WHAT TO DO ▸
Lines holding the string "专业能力" are the ones to copy; find them all in the data.

......

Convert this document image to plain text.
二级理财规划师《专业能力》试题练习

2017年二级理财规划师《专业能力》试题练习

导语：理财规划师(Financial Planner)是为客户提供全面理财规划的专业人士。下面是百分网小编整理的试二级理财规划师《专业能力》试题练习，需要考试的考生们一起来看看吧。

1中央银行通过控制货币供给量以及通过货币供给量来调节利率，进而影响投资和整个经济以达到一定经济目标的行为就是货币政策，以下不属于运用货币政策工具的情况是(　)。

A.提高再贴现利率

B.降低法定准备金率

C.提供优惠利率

......

TASK SOLUTION ▸
二级理财规划师《专业能力》试题练习
2017年二级理财规划师《专业能力》试题练习
导语：理财规划师(Financial Planner)是为客户提供全面理财规划的专业人士。下面是百分网小编整理的试二级理财规划师《专业能力》试题练习，需要考试的考生们一起来看看吧。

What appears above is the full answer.